Data items:
>>>>

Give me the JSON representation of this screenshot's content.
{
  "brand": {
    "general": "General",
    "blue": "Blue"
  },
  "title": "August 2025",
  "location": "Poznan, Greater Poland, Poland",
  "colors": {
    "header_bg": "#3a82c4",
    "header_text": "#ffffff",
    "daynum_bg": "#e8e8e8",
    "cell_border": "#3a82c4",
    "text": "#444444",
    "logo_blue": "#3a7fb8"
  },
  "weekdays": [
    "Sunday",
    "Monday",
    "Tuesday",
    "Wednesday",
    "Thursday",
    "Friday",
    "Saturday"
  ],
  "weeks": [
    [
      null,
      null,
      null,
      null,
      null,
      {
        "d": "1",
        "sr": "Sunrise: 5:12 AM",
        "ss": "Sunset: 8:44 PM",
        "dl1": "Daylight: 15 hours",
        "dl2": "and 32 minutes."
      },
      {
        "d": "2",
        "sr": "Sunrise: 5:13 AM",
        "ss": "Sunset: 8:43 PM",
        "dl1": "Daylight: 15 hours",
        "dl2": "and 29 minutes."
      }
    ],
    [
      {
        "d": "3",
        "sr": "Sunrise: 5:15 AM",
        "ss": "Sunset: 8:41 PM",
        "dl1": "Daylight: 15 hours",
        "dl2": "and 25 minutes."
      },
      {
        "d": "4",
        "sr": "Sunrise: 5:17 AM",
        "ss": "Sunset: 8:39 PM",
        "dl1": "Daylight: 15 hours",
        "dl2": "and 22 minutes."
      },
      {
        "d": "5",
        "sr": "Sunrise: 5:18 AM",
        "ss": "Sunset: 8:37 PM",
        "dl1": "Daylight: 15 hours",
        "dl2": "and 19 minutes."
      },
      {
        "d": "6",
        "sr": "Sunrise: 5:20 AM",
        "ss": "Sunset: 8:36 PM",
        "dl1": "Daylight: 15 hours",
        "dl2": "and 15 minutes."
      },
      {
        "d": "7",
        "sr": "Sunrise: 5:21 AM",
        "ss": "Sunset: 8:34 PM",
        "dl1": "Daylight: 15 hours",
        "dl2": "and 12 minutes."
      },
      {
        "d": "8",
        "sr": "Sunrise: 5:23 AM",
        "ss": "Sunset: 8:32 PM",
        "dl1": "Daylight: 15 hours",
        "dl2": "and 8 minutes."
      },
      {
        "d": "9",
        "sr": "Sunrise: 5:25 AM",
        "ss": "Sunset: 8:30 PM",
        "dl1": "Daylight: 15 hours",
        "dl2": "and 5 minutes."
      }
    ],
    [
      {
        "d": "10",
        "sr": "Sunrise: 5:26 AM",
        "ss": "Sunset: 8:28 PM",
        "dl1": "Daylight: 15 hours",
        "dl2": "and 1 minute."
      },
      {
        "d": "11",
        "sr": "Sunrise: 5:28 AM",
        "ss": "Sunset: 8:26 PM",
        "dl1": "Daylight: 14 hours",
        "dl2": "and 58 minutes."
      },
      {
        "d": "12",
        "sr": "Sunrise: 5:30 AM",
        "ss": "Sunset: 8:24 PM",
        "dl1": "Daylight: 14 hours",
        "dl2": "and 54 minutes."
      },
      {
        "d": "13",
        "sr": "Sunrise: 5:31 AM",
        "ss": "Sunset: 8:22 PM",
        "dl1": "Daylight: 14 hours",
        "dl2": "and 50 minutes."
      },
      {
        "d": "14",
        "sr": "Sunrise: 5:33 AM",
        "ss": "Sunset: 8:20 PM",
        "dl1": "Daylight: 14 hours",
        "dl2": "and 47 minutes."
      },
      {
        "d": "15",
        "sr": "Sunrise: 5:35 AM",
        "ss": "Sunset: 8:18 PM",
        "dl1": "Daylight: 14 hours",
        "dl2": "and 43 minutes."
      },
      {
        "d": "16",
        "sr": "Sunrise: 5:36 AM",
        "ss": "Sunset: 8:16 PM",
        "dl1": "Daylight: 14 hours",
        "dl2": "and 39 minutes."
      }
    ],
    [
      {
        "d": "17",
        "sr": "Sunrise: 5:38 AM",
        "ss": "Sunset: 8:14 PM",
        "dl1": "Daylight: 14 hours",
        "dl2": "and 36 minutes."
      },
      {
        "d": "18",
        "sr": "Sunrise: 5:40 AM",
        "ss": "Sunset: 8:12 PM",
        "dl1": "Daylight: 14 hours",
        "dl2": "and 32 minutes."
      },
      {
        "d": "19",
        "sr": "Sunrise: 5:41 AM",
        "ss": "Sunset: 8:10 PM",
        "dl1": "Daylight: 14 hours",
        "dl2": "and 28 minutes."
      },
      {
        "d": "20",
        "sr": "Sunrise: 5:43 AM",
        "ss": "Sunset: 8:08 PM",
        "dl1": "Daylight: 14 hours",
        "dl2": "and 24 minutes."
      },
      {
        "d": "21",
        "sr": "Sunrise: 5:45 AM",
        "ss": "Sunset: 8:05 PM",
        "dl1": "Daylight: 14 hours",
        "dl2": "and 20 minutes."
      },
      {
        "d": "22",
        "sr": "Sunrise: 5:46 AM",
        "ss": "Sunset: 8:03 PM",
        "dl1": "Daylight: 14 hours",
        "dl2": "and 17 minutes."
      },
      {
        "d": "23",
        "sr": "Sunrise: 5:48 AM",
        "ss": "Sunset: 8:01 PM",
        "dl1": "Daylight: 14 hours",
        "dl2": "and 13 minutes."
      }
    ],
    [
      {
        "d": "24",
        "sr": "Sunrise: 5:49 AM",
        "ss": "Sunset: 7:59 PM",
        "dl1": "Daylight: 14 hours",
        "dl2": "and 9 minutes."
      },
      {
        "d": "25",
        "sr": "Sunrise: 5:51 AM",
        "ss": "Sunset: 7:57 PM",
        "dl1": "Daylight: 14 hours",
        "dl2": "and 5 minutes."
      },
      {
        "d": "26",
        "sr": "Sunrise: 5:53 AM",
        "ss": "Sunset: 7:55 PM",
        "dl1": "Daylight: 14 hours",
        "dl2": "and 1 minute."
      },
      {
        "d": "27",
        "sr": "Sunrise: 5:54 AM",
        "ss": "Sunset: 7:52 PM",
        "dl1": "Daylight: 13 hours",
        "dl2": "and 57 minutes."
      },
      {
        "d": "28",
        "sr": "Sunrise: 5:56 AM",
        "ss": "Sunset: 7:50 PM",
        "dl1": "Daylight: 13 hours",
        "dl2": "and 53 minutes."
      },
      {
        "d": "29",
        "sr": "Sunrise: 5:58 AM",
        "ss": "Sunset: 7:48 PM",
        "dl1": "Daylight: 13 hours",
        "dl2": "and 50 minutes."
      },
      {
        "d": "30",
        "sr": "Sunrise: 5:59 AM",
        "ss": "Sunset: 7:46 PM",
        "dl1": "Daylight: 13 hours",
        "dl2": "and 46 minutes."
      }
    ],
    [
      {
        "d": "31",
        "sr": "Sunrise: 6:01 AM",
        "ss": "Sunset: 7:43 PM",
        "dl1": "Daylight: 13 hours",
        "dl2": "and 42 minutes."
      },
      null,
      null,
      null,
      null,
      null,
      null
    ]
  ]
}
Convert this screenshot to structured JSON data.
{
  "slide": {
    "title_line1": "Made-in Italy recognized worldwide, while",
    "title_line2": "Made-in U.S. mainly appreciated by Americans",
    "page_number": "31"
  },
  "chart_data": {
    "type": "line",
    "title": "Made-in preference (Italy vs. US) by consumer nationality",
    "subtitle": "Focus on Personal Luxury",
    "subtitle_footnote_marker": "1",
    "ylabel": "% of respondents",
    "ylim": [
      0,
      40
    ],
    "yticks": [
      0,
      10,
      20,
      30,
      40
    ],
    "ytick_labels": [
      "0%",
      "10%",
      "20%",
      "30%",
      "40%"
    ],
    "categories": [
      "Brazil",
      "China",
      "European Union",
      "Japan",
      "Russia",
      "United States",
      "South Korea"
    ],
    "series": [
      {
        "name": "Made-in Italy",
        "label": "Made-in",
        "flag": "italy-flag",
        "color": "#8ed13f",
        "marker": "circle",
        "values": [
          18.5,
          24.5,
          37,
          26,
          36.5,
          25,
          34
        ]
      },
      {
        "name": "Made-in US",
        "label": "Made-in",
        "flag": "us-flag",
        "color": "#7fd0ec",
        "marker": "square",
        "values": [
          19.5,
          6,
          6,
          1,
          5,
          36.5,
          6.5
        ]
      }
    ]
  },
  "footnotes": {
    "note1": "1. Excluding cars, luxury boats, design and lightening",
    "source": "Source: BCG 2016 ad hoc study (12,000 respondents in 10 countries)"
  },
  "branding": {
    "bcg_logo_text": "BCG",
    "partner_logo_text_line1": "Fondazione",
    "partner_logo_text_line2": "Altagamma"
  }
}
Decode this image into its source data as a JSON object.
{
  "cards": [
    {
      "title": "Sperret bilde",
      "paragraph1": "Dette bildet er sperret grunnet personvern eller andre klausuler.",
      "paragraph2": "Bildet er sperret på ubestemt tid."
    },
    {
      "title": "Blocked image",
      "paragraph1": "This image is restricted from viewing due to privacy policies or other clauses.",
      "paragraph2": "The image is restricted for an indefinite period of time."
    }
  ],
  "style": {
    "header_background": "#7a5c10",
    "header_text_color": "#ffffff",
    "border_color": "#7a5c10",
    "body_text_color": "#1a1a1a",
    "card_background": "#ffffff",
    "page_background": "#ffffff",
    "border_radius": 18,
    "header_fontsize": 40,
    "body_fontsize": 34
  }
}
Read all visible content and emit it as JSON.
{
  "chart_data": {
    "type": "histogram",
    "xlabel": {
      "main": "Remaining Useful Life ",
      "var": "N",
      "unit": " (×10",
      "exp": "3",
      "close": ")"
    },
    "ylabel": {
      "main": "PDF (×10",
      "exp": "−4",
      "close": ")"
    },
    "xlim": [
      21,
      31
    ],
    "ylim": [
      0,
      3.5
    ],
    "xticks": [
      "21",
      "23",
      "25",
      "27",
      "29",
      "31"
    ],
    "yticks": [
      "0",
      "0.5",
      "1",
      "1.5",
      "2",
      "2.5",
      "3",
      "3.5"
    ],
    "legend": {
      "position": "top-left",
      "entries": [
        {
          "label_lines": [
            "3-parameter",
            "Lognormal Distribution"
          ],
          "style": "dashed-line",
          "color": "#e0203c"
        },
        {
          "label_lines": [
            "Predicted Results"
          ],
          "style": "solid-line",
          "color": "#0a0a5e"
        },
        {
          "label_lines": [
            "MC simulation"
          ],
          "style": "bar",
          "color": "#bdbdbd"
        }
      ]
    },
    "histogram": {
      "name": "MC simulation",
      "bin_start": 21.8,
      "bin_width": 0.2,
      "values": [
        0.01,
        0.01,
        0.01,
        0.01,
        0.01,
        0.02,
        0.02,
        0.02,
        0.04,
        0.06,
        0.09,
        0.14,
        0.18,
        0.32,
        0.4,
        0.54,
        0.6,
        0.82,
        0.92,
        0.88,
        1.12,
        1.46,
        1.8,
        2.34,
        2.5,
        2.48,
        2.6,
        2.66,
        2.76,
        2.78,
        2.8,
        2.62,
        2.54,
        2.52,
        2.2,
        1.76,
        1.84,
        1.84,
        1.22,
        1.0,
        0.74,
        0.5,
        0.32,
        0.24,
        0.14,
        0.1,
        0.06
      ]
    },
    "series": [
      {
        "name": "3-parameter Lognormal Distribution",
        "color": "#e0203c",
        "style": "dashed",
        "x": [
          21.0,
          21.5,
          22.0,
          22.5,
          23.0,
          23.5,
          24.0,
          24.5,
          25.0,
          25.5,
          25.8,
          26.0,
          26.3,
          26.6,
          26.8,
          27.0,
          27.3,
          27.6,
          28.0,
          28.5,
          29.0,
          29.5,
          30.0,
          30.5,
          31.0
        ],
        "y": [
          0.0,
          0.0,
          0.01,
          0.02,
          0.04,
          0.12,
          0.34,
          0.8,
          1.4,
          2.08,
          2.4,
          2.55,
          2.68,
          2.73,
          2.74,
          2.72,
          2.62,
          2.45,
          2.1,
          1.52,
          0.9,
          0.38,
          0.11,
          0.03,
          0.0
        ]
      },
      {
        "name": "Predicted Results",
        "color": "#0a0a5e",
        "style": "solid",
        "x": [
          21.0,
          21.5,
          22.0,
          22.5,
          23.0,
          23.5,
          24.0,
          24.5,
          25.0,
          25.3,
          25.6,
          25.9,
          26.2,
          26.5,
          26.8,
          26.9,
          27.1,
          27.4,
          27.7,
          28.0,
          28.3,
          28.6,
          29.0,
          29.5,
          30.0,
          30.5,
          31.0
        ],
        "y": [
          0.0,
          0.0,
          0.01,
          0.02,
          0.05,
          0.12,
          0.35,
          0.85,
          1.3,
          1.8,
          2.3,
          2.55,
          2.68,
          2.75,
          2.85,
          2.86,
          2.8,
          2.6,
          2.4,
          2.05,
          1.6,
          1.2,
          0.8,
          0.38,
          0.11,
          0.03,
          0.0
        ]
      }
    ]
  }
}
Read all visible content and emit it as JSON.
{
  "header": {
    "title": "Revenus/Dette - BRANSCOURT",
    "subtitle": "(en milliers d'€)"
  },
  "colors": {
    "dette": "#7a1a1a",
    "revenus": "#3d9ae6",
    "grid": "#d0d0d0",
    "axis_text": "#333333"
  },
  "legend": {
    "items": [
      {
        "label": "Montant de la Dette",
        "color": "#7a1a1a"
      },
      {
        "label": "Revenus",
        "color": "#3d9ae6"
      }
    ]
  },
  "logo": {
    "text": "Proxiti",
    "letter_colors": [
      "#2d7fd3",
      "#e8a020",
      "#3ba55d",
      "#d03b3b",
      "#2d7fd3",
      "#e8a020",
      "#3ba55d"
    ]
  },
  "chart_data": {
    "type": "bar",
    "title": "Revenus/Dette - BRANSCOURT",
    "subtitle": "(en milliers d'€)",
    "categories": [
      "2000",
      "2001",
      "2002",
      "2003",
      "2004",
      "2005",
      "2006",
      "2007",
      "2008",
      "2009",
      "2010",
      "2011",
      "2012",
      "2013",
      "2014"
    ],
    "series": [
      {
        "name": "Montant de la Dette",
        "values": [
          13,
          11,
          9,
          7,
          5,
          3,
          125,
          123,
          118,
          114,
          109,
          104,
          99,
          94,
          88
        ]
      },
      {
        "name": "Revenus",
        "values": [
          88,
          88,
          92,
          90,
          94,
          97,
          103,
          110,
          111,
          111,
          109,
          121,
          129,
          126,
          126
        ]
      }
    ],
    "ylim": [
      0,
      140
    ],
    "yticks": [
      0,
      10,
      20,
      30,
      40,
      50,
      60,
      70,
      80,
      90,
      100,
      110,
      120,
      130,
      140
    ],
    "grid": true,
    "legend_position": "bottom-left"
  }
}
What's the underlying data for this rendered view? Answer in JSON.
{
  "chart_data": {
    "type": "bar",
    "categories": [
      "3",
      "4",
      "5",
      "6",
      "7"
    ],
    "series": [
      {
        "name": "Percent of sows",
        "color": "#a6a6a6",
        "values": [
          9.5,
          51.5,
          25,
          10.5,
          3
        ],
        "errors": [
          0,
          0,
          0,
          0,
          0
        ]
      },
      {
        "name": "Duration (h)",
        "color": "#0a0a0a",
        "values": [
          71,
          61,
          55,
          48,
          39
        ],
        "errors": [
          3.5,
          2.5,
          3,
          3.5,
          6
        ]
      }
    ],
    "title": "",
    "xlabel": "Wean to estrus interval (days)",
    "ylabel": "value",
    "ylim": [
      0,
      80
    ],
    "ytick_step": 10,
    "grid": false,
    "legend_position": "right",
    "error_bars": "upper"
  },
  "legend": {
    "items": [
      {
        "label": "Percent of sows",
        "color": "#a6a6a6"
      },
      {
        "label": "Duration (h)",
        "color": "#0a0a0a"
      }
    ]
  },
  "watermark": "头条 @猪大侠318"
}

<<<<

PROBLEM STATEMENT:
Each line above that holds the string "Made" should be copied and shown.

SOLUTION FOR THIS PROBLEM:
    "title_line1": "Made-in Italy recognized worldwide, while",
    "title_line2": "Made-in U.S. mainly appreciated by Americans",
    "title": "Made-in preference (Italy vs. US) by consumer nationality",
        "name": "Made-in Italy",
        "label": "Made-in",
        "name": "Made-in US",
        "label": "Made-in",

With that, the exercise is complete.